» **TASK MATERIAL**:

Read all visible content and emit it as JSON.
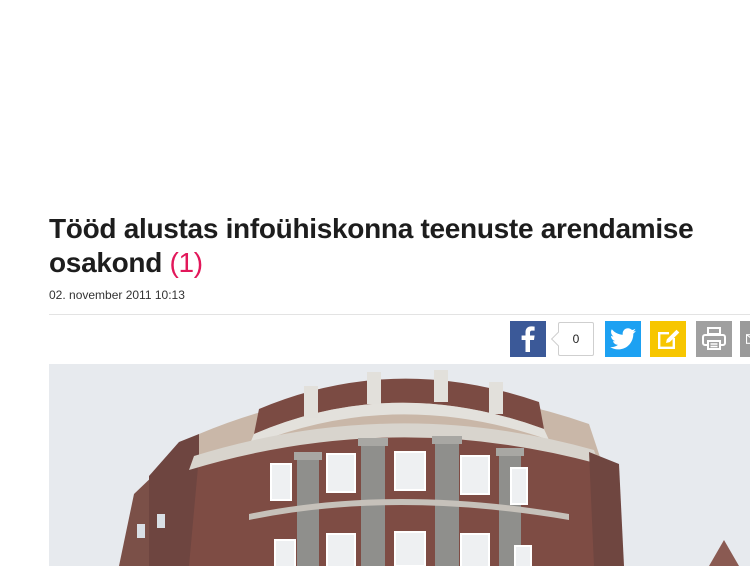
{
  "article": {
    "title": "Tööd alustas infoühiskonna teenuste arendamise osakond",
    "comment_count": "(1)",
    "date": "02. november 2011 10:13"
  },
  "share": {
    "facebook_count": "0",
    "icons": [
      "facebook-icon",
      "twitter-icon",
      "edit-icon",
      "print-icon",
      "mail-icon"
    ]
  },
  "colors": {
    "accent": "#e2175a",
    "facebook": "#3b5998",
    "twitter": "#1da1f2",
    "edit": "#f7c600",
    "print": "#a0a0a0"
  }
}
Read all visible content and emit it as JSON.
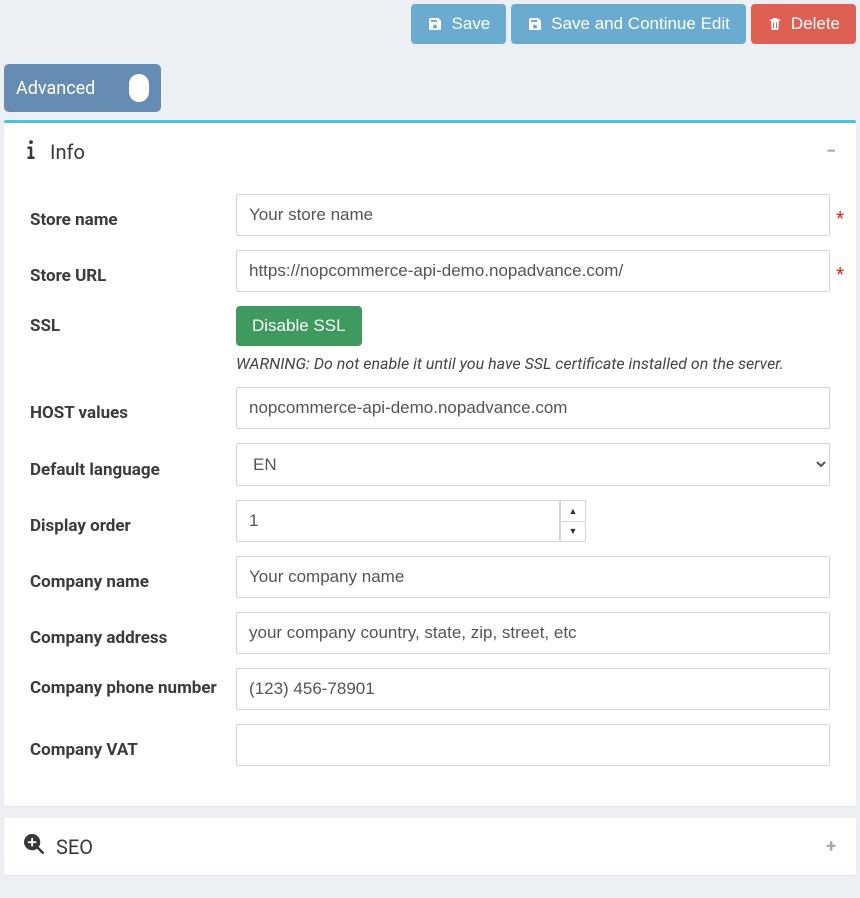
{
  "toolbar": {
    "save": "Save",
    "save_continue": "Save and Continue Edit",
    "delete": "Delete"
  },
  "advanced": {
    "label": "Advanced"
  },
  "panels": {
    "info": {
      "title": "Info"
    },
    "seo": {
      "title": "SEO"
    }
  },
  "form": {
    "store_name": {
      "label": "Store name",
      "value": "Your store name"
    },
    "store_url": {
      "label": "Store URL",
      "value": "https://nopcommerce-api-demo.nopadvance.com/"
    },
    "ssl": {
      "label": "SSL",
      "button": "Disable SSL",
      "warning": "WARNING: Do not enable it until you have SSL certificate installed on the server."
    },
    "host_values": {
      "label": "HOST values",
      "value": "nopcommerce-api-demo.nopadvance.com"
    },
    "default_language": {
      "label": "Default language",
      "value": "EN"
    },
    "display_order": {
      "label": "Display order",
      "value": "1"
    },
    "company_name": {
      "label": "Company name",
      "value": "Your company name"
    },
    "company_address": {
      "label": "Company address",
      "value": "your company country, state, zip, street, etc"
    },
    "company_phone": {
      "label": "Company phone number",
      "value": "(123) 456-78901"
    },
    "company_vat": {
      "label": "Company VAT",
      "value": ""
    }
  }
}
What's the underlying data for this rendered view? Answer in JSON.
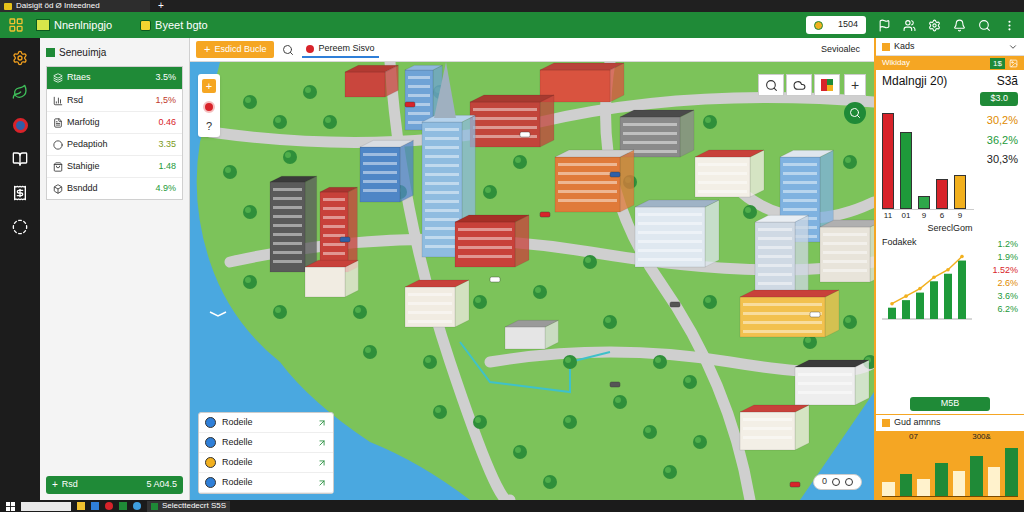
{
  "window": {
    "tab_title": "Daisigit öd Ø Inteedned",
    "new_tab": "+"
  },
  "toolbar": {
    "app_name": "Nnenlnipgjo",
    "project": "Byeet bgto",
    "counter": "1504"
  },
  "left_panel": {
    "title": "Seneuimja",
    "items": [
      {
        "label": "Rtaes",
        "value": "3.5%",
        "selected": true,
        "color": "#ffffff"
      },
      {
        "label": "Rsd",
        "value": "1,5%",
        "selected": false,
        "color": "#c0392b"
      },
      {
        "label": "Marfotig",
        "value": "0.46",
        "selected": false,
        "color": "#d8232a"
      },
      {
        "label": "Pedaptioh",
        "value": "3.35",
        "selected": false,
        "color": "#7a9a1a"
      },
      {
        "label": "Stahigie",
        "value": "1.48",
        "selected": false,
        "color": "#1e9a3a"
      },
      {
        "label": "Bsnddd",
        "value": "4.9%",
        "selected": false,
        "color": "#1e9a3a"
      }
    ],
    "footer": {
      "icon": "+",
      "label": "Rsd",
      "value": "5 A04.5"
    }
  },
  "map_header": {
    "add_icon": "+",
    "add_label": "Esdicd Bucle",
    "tab": "Pereem Sisvo",
    "right_label": "Sevioalec"
  },
  "map_controls": {
    "add": "+",
    "help": "?",
    "zoom_in": "+"
  },
  "layers": [
    {
      "label": "Rodeile",
      "color": "#2f7fd8"
    },
    {
      "label": "Redelle",
      "color": "#2f7fd8"
    },
    {
      "label": "Rodeile",
      "color": "#f2b01e"
    },
    {
      "label": "Rodeile",
      "color": "#2f7fd8"
    }
  ],
  "map_toggle": {
    "label": "0"
  },
  "right_panel": {
    "title": "Kads",
    "strip": {
      "label": "Wikiday",
      "badge": "1$"
    },
    "heading": "Mdalngji 20)",
    "amount": "S3ã",
    "button": "$3.0",
    "bars": [
      {
        "value": 90,
        "label": "11",
        "color": "#d8232a"
      },
      {
        "value": 72,
        "label": "01",
        "color": "#1e9a3a"
      },
      {
        "value": 12,
        "label": "9",
        "color": "#2ea84a"
      },
      {
        "value": 28,
        "label": "6",
        "color": "#d8232a"
      },
      {
        "value": 32,
        "label": "9",
        "color": "#f2b01e"
      }
    ],
    "percentages": [
      {
        "text": "30,2%",
        "color": "#e08a00"
      },
      {
        "text": "36,2%",
        "color": "#1e9a3a"
      },
      {
        "text": "30,3%",
        "color": "#222222"
      }
    ],
    "section_title": "SereclGom",
    "line_chart": {
      "title": "Fodakek",
      "values": [
        12,
        20,
        28,
        40,
        48,
        62
      ],
      "readings": [
        {
          "text": "1.2%",
          "color": "#1e9a3a"
        },
        {
          "text": "1.9%",
          "color": "#1e9a3a"
        },
        {
          "text": "1.52%",
          "color": "#d8232a"
        },
        {
          "text": "2.6%",
          "color": "#e08a00"
        },
        {
          "text": "3.6%",
          "color": "#1e9a3a"
        },
        {
          "text": "6.2%",
          "color": "#1e9a3a"
        }
      ]
    },
    "action_button": "M5B"
  },
  "bottom_panel": {
    "title": "Gud amnns",
    "labels": [
      "07",
      "300&"
    ],
    "values": [
      20,
      32,
      25,
      48,
      36,
      58,
      42,
      70
    ]
  },
  "taskbar": {
    "app": "Selecttedecrt S5S"
  }
}
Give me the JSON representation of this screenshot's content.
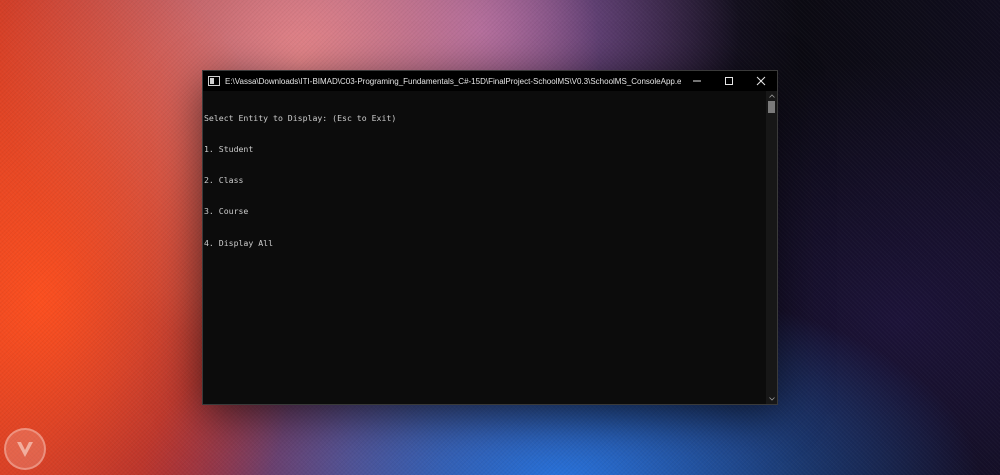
{
  "window": {
    "title": "E:\\Vassa\\Downloads\\ITI-BIMAD\\C03-Programing_Fundamentals_C#-15D\\FinalProject-SchoolMS\\V0.3\\SchoolMS_ConsoleApp.exe"
  },
  "console": {
    "lines": [
      "Select Entity to Display: (Esc to Exit)",
      "1. Student",
      "2. Class",
      "3. Course",
      "4. Display All"
    ]
  },
  "icons": {
    "app": "console-app-icon",
    "minimize": "minimize-icon",
    "maximize": "maximize-icon",
    "close": "close-icon",
    "watermark": "v-logo-icon"
  }
}
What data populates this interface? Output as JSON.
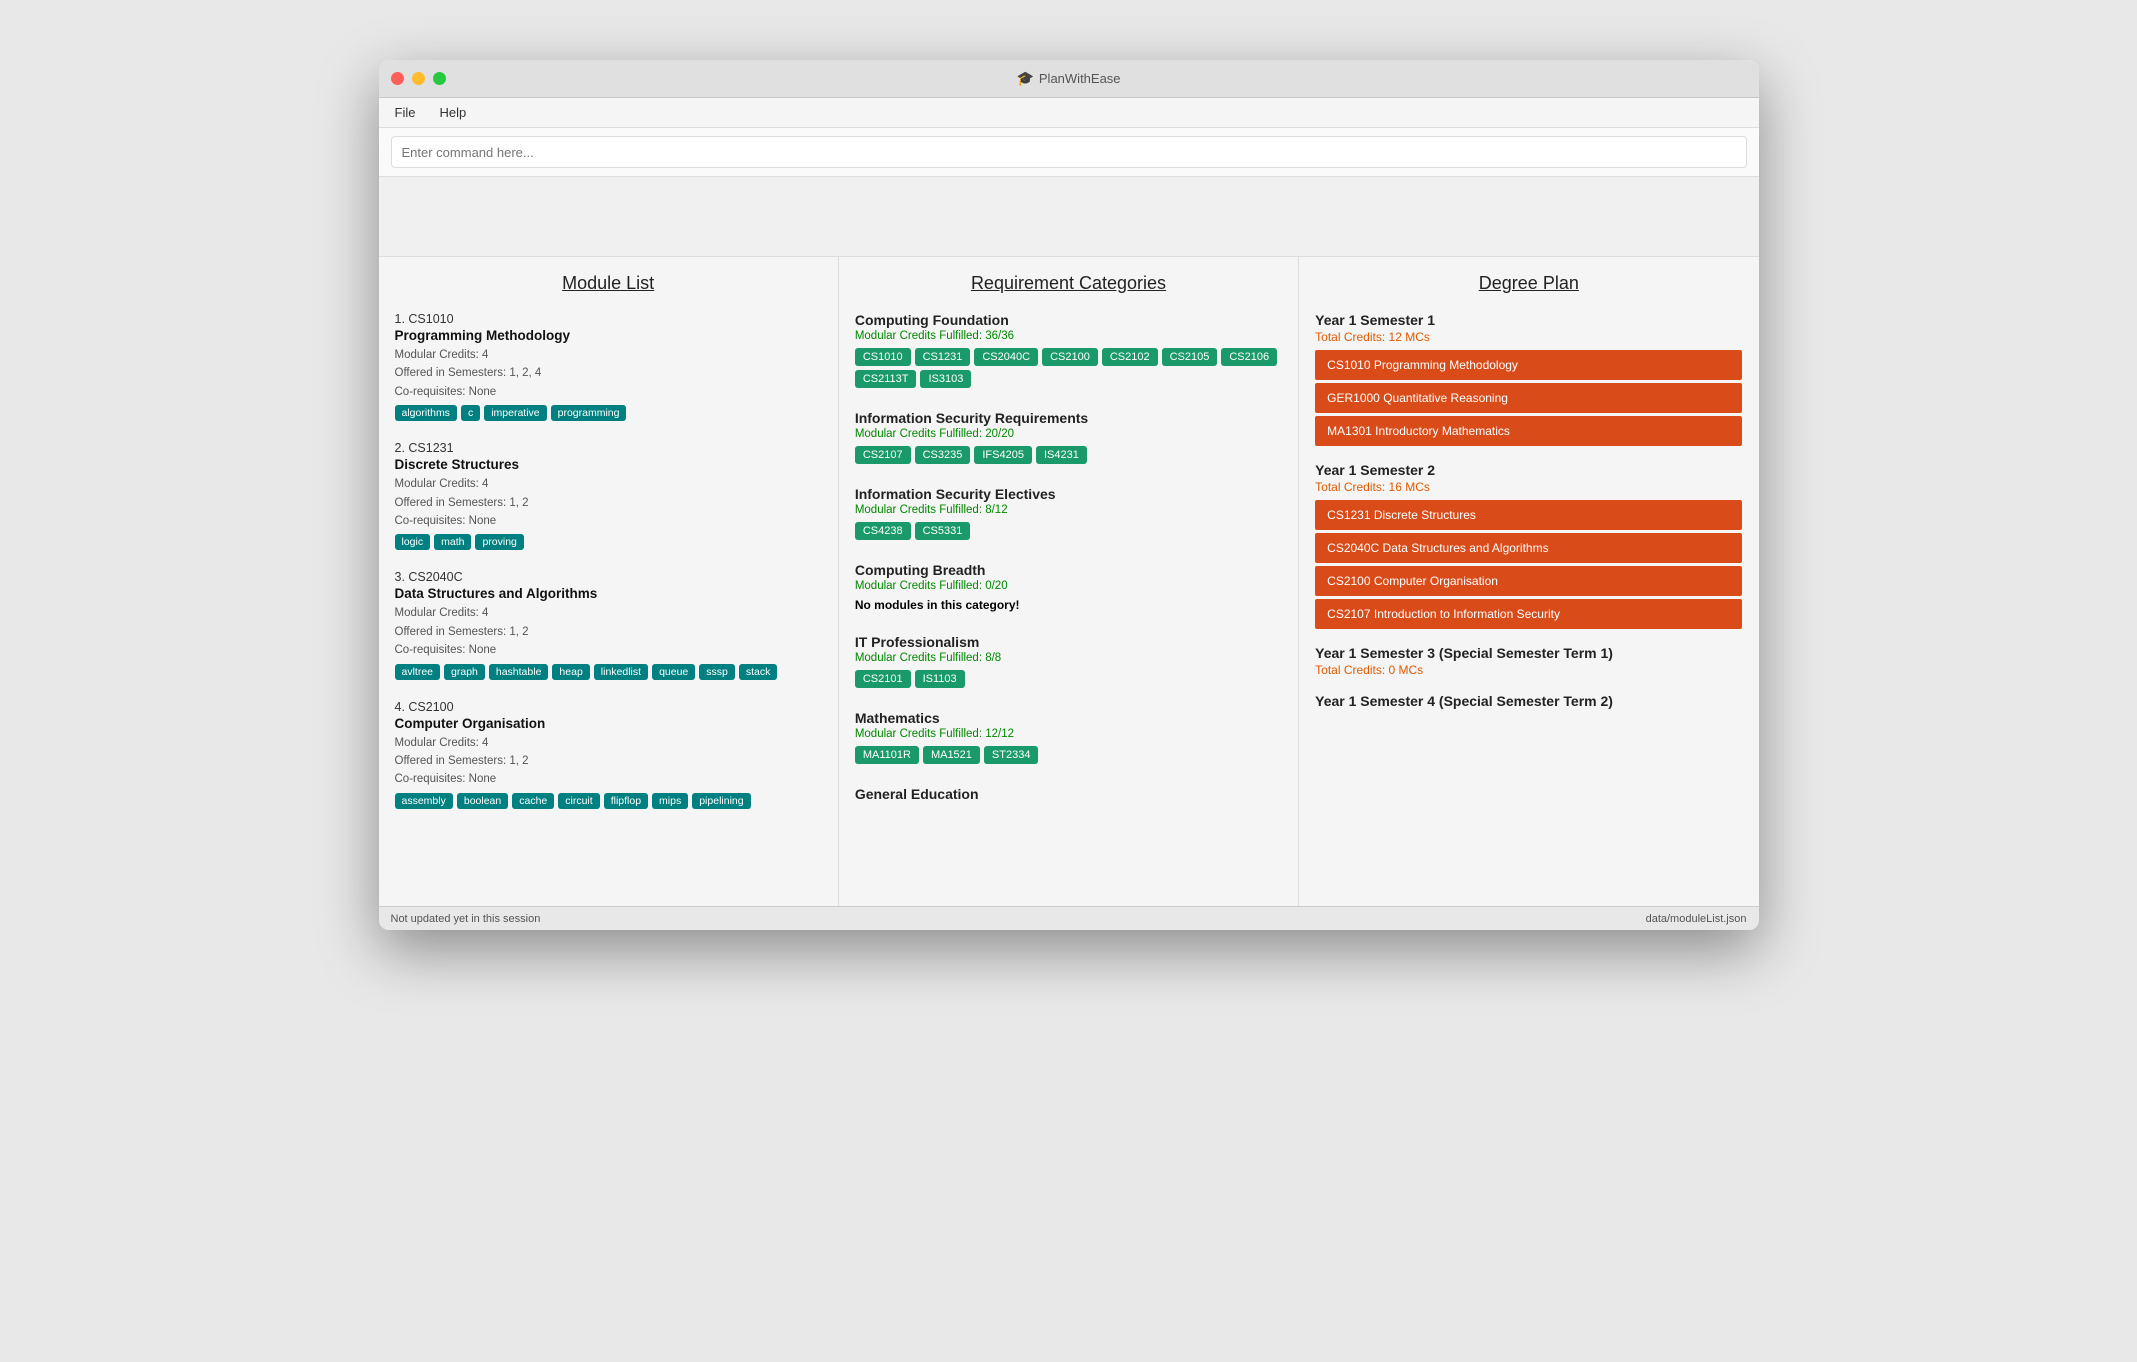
{
  "window": {
    "title": "PlanWithEase",
    "title_icon": "🎓"
  },
  "menu": {
    "items": [
      "File",
      "Help"
    ]
  },
  "command": {
    "placeholder": "Enter command here..."
  },
  "columns": {
    "module_list": {
      "header": "Module List",
      "modules": [
        {
          "number": "1.",
          "code": "CS1010",
          "name": "Programming Methodology",
          "credits": "Modular Credits: 4",
          "semesters": "Offered in Semesters: 1, 2, 4",
          "coreqs": "Co-requisites: None",
          "tags": [
            "algorithms",
            "c",
            "imperative",
            "programming"
          ]
        },
        {
          "number": "2.",
          "code": "CS1231",
          "name": "Discrete Structures",
          "credits": "Modular Credits: 4",
          "semesters": "Offered in Semesters: 1, 2",
          "coreqs": "Co-requisites: None",
          "tags": [
            "logic",
            "math",
            "proving"
          ]
        },
        {
          "number": "3.",
          "code": "CS2040C",
          "name": "Data Structures and Algorithms",
          "credits": "Modular Credits: 4",
          "semesters": "Offered in Semesters: 1, 2",
          "coreqs": "Co-requisites: None",
          "tags": [
            "avltree",
            "graph",
            "hashtable",
            "heap",
            "linkedlist",
            "queue",
            "sssp",
            "stack"
          ]
        },
        {
          "number": "4.",
          "code": "CS2100",
          "name": "Computer Organisation",
          "credits": "Modular Credits: 4",
          "semesters": "Offered in Semesters: 1, 2",
          "coreqs": "Co-requisites: None",
          "tags": [
            "assembly",
            "boolean",
            "cache",
            "circuit",
            "flipflop",
            "mips",
            "pipelining"
          ]
        }
      ]
    },
    "requirements": {
      "header": "Requirement Categories",
      "categories": [
        {
          "title": "Computing Foundation",
          "credits_text": "Modular Credits Fulfilled: 36/36",
          "credits_type": "full",
          "modules": [
            "CS1010",
            "CS1231",
            "CS2040C",
            "CS2100",
            "CS2102",
            "CS2105",
            "CS2106",
            "CS2113T",
            "IS3103"
          ]
        },
        {
          "title": "Information Security Requirements",
          "credits_text": "Modular Credits Fulfilled: 20/20",
          "credits_type": "full",
          "modules": [
            "CS2107",
            "CS3235",
            "IFS4205",
            "IS4231"
          ]
        },
        {
          "title": "Information Security Electives",
          "credits_text": "Modular Credits Fulfilled: 8/12",
          "credits_type": "partial",
          "modules": [
            "CS4238",
            "CS5331"
          ]
        },
        {
          "title": "Computing Breadth",
          "credits_text": "Modular Credits Fulfilled: 0/20",
          "credits_type": "partial",
          "modules": [],
          "none_text": "No modules in this category!"
        },
        {
          "title": "IT Professionalism",
          "credits_text": "Modular Credits Fulfilled: 8/8",
          "credits_type": "full",
          "modules": [
            "CS2101",
            "IS1103"
          ]
        },
        {
          "title": "Mathematics",
          "credits_text": "Modular Credits Fulfilled: 12/12",
          "credits_type": "full",
          "modules": [
            "MA1101R",
            "MA1521",
            "ST2334"
          ]
        },
        {
          "title": "General Education",
          "credits_text": "",
          "credits_type": "partial",
          "modules": []
        }
      ]
    },
    "degree_plan": {
      "header": "Degree Plan",
      "semesters": [
        {
          "title": "Year 1 Semester 1",
          "credits": "Total Credits: 12 MCs",
          "modules": [
            "CS1010 Programming Methodology",
            "GER1000 Quantitative Reasoning",
            "MA1301 Introductory Mathematics"
          ]
        },
        {
          "title": "Year 1 Semester 2",
          "credits": "Total Credits: 16 MCs",
          "modules": [
            "CS1231 Discrete Structures",
            "CS2040C Data Structures and Algorithms",
            "CS2100 Computer Organisation",
            "CS2107 Introduction to Information Security"
          ]
        },
        {
          "title": "Year 1 Semester 3 (Special Semester Term 1)",
          "credits": "Total Credits: 0 MCs",
          "modules": []
        },
        {
          "title": "Year 1 Semester 4 (Special Semester Term 2)",
          "credits": "",
          "modules": []
        }
      ]
    }
  },
  "statusbar": {
    "left": "Not updated yet in this session",
    "right": "data/moduleList.json"
  }
}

» **YOUR OBJECTIVE**:
From the records above, pull out each line that has "nopcommerce".

» **ANSWER IN FULL**:
      "value": "https://nopcommerce-api-demo.nopadvance.com/"
      "value": "nopcommerce-api-demo.nopadvance.com"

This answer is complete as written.